* [TASK STATEMENT] Go through the records below line by line. Count the lines with "manière" and give the count alone.

* [DATASET EXCERPTS]
---

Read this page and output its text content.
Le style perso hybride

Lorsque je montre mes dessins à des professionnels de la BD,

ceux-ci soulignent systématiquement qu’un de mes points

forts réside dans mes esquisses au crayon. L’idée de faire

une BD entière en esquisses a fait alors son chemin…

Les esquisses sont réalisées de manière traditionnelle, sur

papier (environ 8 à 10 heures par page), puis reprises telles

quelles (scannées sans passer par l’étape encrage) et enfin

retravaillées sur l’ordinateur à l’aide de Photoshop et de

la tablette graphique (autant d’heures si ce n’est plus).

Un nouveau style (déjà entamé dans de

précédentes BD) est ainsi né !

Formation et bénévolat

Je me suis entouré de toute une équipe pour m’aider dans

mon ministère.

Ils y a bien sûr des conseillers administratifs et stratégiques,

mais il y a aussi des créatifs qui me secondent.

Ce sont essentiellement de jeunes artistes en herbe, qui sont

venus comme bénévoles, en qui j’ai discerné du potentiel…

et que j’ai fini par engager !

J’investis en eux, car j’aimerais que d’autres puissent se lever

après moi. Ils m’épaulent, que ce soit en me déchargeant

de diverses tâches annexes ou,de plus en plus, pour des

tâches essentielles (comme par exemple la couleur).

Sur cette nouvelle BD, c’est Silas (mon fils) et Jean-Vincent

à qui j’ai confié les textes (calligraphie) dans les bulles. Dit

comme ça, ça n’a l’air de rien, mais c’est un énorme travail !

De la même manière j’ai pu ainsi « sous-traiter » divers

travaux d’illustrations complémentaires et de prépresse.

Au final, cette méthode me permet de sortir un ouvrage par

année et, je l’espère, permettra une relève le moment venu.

---

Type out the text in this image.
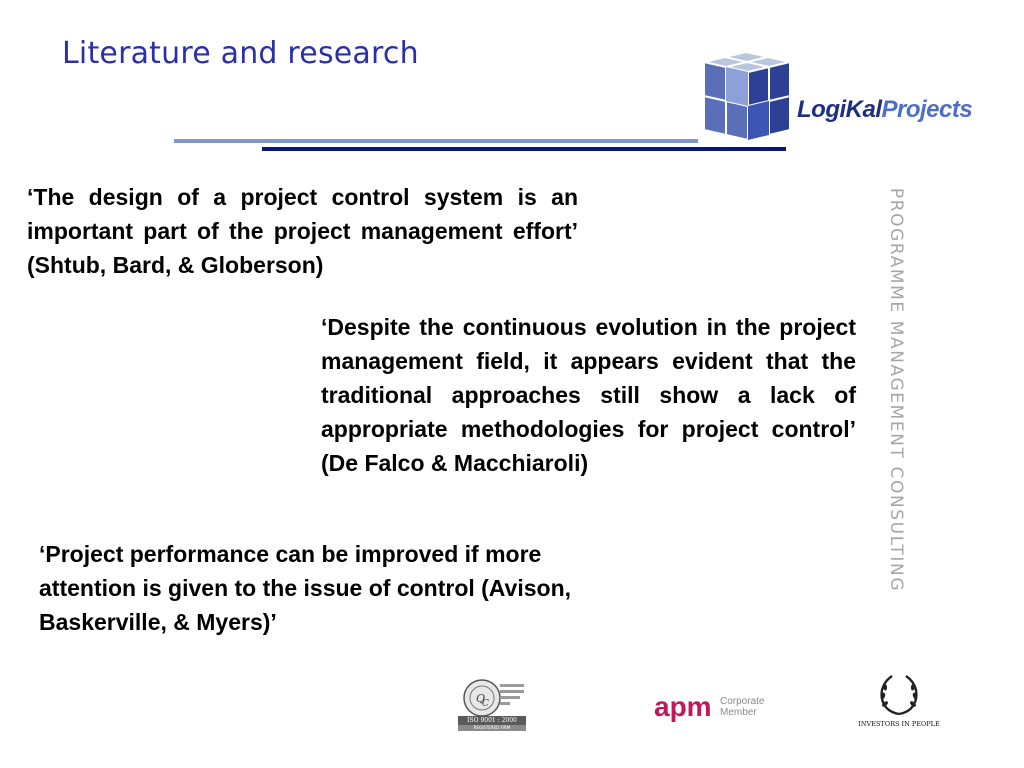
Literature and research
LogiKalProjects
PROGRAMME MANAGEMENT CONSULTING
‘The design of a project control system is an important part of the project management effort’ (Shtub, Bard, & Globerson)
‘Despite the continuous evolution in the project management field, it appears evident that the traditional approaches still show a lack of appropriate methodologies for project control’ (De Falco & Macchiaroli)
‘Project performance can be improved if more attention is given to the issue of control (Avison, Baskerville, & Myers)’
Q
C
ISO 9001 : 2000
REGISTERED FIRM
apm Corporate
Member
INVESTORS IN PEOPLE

---

* [TASK RESULT] 2